* Exercise prompt *
Reproduce only the lines that run from the line with "Give me a plain-text" to the last line of the material, both ends included, exactly as they appear.

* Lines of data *
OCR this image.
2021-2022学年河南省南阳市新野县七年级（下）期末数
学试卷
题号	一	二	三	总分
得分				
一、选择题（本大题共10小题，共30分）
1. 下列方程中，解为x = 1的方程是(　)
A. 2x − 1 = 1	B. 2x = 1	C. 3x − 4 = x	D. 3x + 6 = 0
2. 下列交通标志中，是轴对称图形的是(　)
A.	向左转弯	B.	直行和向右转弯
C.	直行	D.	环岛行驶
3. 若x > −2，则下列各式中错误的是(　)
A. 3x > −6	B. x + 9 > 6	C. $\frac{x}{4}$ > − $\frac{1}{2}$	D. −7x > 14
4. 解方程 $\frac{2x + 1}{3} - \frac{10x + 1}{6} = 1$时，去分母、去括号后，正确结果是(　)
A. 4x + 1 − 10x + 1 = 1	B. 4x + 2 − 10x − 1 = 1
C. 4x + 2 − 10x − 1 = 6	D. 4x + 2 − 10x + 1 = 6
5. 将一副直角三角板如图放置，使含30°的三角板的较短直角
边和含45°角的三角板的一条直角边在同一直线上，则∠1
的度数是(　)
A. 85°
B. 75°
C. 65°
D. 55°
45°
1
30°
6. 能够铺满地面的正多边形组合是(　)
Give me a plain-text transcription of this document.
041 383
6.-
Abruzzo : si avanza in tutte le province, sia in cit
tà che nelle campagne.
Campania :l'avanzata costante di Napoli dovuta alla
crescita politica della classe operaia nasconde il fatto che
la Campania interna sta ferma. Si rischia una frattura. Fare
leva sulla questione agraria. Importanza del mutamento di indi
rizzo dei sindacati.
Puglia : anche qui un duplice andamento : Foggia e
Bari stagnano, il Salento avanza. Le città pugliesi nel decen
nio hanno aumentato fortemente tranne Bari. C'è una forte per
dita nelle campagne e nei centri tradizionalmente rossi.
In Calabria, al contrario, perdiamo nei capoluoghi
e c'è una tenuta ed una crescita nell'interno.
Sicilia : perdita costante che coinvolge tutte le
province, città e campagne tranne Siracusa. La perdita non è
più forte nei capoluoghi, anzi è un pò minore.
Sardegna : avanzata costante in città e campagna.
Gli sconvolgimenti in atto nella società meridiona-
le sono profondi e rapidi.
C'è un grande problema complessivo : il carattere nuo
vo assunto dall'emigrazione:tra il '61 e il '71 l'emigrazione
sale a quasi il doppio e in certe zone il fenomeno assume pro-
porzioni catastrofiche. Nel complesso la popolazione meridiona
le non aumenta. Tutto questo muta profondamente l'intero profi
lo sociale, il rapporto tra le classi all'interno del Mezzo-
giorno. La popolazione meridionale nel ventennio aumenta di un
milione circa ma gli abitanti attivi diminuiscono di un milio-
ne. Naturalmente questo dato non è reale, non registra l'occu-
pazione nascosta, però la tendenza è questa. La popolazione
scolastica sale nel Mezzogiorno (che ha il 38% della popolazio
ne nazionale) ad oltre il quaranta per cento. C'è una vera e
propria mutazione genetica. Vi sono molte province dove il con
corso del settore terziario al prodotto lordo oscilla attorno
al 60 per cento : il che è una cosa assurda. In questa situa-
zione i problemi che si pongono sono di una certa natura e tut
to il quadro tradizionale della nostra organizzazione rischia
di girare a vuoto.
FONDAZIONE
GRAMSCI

* Result of this task *
Give me a plain-text transcription of this document.
041 383
6.-
Abruzzo : si avanza in tutte le province, sia in cit
tà che nelle campagne.
Campania :l'avanzata costante di Napoli dovuta alla
crescita politica della classe operaia nasconde il fatto che
la Campania interna sta ferma. Si rischia una frattura. Fare
leva sulla questione agraria. Importanza del mutamento di indi
rizzo dei sindacati.
Puglia : anche qui un duplice andamento : Foggia e
Bari stagnano, il Salento avanza. Le città pugliesi nel decen
nio hanno aumentato fortemente tranne Bari. C'è una forte per
dita nelle campagne e nei centri tradizionalmente rossi.
In Calabria, al contrario, perdiamo nei capoluoghi
e c'è una tenuta ed una crescita nell'interno.
Sicilia : perdita costante che coinvolge tutte le
province, città e campagne tranne Siracusa. La perdita non è
più forte nei capoluoghi, anzi è un pò minore.
Sardegna : avanzata costante in città e campagna.
Gli sconvolgimenti in atto nella società meridiona-
le sono profondi e rapidi.
C'è un grande problema complessivo : il carattere nuo
vo assunto dall'emigrazione:tra il '61 e il '71 l'emigrazione
sale a quasi il doppio e in certe zone il fenomeno assume pro-
porzioni catastrofiche. Nel complesso la popolazione meridiona
le non aumenta. Tutto questo muta profondamente l'intero profi
lo sociale, il rapporto tra le classi all'interno del Mezzo-
giorno. La popolazione meridionale nel ventennio aumenta di un
milione circa ma gli abitanti attivi diminuiscono di un milio-
ne. Naturalmente questo dato non è reale, non registra l'occu-
pazione nascosta, però la tendenza è questa. La popolazione
scolastica sale nel Mezzogiorno (che ha il 38% della popolazio
ne nazionale) ad oltre il quaranta per cento. C'è una vera e
propria mutazione genetica. Vi sono molte province dove il con
corso del settore terziario al prodotto lordo oscilla attorno
al 60 per cento : il che è una cosa assurda. In questa situa-
zione i problemi che si pongono sono di una certa natura e tut
to il quadro tradizionale della nostra organizzazione rischia
di girare a vuoto.
FONDAZIONE
GRAMSCI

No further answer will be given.